** PROBLEM REQUIREMENTS **
From the entries below, count every line that contains the word "JSON". Please give the number and nothing else.

- - - - - - -

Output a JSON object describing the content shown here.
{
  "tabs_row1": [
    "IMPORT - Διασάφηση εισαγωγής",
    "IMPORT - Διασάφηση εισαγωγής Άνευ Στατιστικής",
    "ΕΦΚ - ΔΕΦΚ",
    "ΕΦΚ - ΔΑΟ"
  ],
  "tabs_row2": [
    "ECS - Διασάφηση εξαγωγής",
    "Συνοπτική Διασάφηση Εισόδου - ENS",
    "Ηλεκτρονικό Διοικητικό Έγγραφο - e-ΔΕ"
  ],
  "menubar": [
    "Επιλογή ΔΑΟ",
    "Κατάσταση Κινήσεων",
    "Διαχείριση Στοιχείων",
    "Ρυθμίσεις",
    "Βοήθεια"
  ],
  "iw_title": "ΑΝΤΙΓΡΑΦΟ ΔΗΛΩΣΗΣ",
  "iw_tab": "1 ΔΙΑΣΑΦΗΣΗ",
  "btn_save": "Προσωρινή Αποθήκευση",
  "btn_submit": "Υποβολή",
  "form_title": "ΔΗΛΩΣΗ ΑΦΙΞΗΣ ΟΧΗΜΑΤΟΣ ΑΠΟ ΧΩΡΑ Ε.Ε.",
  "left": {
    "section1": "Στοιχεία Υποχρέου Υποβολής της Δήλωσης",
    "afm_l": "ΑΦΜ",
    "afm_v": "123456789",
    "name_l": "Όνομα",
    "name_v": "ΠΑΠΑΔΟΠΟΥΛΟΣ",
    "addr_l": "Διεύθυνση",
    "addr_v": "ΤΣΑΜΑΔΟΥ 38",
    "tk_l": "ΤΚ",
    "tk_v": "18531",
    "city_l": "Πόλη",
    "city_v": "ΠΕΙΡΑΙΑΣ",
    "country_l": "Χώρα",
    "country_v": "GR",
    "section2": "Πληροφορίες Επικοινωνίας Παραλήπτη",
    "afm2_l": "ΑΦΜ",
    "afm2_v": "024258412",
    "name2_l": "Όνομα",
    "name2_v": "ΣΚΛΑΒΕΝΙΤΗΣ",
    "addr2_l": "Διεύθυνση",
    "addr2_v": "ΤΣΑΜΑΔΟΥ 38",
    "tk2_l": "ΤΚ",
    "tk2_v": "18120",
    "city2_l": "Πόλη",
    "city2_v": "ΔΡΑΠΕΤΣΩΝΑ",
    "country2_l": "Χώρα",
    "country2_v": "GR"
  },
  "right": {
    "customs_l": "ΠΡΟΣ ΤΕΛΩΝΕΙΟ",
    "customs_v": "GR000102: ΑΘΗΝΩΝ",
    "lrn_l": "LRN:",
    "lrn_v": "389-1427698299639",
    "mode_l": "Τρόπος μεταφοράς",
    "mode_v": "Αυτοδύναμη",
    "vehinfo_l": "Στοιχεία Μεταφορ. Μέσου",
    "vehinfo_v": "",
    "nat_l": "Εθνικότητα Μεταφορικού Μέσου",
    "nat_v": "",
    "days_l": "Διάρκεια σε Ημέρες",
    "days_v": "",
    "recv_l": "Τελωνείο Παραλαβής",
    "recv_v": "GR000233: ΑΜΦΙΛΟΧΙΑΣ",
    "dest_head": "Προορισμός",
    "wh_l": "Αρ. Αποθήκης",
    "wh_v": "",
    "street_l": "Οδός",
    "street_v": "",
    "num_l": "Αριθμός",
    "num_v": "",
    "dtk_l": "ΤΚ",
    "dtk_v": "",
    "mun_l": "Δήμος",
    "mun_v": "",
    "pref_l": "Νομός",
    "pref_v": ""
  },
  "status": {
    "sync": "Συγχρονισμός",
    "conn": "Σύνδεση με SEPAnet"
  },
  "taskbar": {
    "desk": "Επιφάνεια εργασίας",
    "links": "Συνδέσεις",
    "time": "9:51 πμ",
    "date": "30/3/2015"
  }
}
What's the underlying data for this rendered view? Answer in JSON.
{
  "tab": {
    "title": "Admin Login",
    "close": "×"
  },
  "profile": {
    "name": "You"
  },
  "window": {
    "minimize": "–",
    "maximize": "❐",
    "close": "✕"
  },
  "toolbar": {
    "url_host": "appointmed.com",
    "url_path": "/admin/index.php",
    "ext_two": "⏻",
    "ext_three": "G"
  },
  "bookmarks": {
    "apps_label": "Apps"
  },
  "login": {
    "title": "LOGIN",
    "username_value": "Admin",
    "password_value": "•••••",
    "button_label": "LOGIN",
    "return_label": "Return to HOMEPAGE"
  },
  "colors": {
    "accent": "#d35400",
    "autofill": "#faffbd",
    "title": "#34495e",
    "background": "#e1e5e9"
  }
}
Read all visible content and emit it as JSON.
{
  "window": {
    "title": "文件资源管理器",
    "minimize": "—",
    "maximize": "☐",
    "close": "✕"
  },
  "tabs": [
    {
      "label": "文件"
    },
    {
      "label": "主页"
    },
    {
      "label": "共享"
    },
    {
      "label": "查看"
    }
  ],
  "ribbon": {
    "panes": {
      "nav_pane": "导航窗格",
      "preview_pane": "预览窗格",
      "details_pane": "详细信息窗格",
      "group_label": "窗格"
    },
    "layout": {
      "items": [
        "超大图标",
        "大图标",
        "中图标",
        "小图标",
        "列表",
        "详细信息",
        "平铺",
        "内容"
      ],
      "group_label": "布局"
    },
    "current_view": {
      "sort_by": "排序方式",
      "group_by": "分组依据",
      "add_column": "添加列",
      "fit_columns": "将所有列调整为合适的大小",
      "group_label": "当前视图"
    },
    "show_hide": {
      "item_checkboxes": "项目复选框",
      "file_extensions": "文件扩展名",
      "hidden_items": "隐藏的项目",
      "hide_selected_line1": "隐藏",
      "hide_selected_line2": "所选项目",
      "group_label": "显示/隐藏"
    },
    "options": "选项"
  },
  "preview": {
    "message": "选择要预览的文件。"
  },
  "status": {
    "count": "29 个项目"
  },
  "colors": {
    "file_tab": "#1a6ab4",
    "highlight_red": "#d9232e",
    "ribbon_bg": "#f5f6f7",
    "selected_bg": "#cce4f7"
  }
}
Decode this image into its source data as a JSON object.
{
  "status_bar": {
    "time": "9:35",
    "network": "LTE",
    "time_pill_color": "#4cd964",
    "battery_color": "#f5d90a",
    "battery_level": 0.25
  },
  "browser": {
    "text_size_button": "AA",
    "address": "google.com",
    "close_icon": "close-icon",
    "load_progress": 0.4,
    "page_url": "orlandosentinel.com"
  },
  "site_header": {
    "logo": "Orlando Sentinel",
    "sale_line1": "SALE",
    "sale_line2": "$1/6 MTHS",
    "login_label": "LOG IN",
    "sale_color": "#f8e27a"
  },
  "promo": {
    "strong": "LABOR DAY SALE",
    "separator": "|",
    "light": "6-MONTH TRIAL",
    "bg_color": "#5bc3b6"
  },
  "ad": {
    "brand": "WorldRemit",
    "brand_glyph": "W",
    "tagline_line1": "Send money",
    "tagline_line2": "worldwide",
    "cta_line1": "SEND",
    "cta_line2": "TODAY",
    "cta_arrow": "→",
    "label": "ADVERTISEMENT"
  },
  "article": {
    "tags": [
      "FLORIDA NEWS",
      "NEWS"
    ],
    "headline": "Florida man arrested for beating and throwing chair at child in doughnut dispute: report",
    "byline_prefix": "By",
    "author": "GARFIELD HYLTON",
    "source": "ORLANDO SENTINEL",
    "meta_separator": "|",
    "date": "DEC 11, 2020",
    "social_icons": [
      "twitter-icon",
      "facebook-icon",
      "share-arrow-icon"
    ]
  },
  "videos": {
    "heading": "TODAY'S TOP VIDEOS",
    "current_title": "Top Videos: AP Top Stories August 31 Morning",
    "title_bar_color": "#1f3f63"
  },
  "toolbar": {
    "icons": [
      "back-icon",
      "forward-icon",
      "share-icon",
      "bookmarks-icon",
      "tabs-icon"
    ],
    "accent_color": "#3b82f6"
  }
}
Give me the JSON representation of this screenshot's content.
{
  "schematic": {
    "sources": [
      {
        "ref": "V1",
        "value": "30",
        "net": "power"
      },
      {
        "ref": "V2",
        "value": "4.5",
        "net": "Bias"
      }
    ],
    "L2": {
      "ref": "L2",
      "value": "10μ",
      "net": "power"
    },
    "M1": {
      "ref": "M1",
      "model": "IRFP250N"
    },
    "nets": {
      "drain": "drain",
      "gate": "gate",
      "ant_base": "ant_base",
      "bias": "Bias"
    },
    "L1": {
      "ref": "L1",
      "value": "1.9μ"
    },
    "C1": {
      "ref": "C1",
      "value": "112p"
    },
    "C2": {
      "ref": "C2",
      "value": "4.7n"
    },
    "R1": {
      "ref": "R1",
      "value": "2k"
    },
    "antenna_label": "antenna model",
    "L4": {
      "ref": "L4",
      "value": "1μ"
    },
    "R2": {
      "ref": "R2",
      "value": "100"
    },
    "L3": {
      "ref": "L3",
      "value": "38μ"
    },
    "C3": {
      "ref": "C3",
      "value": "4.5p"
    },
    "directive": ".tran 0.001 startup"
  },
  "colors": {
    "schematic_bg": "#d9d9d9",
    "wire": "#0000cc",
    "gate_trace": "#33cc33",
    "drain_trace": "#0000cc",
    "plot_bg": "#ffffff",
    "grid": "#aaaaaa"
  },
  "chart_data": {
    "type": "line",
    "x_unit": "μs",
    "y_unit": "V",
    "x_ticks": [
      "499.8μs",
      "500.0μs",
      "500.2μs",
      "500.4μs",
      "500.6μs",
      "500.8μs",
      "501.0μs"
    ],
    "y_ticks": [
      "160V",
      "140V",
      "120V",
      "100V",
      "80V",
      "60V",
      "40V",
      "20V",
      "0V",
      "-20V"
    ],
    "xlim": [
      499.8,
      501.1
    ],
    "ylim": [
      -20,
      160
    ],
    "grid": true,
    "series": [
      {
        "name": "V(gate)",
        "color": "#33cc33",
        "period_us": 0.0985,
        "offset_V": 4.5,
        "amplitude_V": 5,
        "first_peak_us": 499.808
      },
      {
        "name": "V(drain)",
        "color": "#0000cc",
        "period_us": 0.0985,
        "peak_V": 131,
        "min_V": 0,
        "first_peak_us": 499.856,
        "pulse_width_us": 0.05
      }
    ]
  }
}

- - - - - - -

** WRITTEN SOLUTION **
5